▶ _Excerpted records_:
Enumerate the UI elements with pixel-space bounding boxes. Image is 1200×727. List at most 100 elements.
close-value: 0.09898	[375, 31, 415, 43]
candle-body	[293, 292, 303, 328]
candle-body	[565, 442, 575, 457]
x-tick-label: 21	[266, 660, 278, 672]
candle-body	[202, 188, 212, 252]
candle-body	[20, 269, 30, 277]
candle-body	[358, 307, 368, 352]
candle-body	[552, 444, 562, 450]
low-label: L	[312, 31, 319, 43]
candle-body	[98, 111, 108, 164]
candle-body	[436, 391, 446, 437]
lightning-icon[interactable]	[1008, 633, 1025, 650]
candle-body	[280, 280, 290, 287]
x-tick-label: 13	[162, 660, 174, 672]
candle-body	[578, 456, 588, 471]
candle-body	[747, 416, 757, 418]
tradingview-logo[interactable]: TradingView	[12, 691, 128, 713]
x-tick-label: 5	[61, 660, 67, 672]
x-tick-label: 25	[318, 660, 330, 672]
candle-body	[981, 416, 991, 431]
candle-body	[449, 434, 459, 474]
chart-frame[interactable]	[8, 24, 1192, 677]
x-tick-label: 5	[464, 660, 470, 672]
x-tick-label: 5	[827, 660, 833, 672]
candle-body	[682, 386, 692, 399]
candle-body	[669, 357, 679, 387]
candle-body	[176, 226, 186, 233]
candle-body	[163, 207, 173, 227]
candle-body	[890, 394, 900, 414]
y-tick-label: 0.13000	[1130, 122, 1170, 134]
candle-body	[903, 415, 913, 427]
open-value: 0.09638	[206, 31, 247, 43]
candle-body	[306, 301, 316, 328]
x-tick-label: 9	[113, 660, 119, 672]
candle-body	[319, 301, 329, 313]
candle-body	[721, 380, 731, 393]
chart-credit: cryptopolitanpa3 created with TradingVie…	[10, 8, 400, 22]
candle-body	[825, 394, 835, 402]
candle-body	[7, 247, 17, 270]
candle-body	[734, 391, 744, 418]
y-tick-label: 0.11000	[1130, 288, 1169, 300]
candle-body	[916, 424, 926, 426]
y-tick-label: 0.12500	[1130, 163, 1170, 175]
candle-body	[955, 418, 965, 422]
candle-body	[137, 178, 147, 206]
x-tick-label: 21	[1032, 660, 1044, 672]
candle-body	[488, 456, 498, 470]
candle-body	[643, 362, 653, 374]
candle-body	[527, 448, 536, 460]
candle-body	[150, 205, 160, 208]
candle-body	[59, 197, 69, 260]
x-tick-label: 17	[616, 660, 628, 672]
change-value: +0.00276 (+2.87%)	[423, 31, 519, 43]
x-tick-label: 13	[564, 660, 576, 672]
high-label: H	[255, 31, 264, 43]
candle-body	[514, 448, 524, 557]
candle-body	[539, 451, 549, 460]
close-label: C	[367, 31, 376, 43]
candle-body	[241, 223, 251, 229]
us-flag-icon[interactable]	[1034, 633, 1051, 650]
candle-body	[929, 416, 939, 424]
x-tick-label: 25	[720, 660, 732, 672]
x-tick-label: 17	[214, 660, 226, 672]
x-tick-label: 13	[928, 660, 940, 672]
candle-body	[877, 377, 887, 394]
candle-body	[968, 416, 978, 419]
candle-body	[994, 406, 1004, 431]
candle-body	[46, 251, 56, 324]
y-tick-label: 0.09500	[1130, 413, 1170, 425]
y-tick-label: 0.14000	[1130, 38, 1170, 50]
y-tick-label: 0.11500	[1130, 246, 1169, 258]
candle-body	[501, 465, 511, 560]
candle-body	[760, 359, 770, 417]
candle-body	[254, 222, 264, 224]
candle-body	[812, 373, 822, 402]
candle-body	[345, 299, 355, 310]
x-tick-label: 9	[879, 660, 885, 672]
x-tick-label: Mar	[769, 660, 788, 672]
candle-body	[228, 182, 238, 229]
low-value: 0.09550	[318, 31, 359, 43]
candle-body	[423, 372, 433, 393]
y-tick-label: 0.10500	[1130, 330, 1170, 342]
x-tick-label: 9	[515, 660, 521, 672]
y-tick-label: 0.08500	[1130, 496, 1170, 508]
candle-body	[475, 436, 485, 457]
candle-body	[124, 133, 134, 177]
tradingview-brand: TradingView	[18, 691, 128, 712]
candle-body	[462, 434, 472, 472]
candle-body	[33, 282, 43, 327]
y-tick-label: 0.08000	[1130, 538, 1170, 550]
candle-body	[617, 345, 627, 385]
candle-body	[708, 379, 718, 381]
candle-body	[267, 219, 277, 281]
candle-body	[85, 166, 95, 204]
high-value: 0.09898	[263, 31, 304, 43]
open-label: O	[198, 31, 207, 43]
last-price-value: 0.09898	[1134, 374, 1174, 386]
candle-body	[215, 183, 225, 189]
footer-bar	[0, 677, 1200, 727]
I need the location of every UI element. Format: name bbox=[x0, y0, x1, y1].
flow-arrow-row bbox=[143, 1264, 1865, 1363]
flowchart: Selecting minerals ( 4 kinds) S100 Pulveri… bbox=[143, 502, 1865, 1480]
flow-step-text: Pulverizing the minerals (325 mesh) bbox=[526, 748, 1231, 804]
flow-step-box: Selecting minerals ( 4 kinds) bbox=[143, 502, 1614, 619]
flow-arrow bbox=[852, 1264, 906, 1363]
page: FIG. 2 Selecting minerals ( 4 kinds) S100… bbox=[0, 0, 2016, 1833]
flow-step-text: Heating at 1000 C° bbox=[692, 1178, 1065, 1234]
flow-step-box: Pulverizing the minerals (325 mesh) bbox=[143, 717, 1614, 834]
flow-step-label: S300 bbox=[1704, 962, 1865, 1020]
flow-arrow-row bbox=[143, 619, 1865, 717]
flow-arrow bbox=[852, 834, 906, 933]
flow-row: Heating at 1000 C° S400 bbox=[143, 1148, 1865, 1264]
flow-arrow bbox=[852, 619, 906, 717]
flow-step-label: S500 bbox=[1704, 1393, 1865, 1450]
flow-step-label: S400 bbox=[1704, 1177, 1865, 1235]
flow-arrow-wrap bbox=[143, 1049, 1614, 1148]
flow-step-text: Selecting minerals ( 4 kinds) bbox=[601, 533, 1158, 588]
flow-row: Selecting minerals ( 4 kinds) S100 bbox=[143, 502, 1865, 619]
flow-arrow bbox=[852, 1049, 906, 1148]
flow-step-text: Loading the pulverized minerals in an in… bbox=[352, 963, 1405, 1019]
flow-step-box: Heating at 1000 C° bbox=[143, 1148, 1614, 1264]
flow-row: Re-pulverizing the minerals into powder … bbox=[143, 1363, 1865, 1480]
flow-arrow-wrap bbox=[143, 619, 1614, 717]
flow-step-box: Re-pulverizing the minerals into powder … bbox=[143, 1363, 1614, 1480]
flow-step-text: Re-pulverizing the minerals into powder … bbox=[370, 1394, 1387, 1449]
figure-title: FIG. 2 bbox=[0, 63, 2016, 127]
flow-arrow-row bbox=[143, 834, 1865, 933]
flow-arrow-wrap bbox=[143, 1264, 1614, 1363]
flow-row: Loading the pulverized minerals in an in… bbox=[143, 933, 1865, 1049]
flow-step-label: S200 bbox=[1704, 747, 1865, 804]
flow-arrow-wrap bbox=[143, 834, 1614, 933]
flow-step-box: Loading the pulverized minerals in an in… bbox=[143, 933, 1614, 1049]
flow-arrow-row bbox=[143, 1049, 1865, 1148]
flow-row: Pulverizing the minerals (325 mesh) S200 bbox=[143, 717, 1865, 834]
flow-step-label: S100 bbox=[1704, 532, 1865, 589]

▶ _Task directions_: Copy the data word for word, starting with its first line and going on through the line that contains "391, 446, 437]", including both of those lines.

▶ _Solution below_:
Enumerate the UI elements with pixel-space bounding boxes. Image is 1200×727. List at most 100 elements.
close-value: 0.09898	[375, 31, 415, 43]
candle-body	[293, 292, 303, 328]
candle-body	[565, 442, 575, 457]
x-tick-label: 21	[266, 660, 278, 672]
candle-body	[202, 188, 212, 252]
candle-body	[20, 269, 30, 277]
candle-body	[358, 307, 368, 352]
candle-body	[552, 444, 562, 450]
low-label: L	[312, 31, 319, 43]
candle-body	[98, 111, 108, 164]
candle-body	[436, 391, 446, 437]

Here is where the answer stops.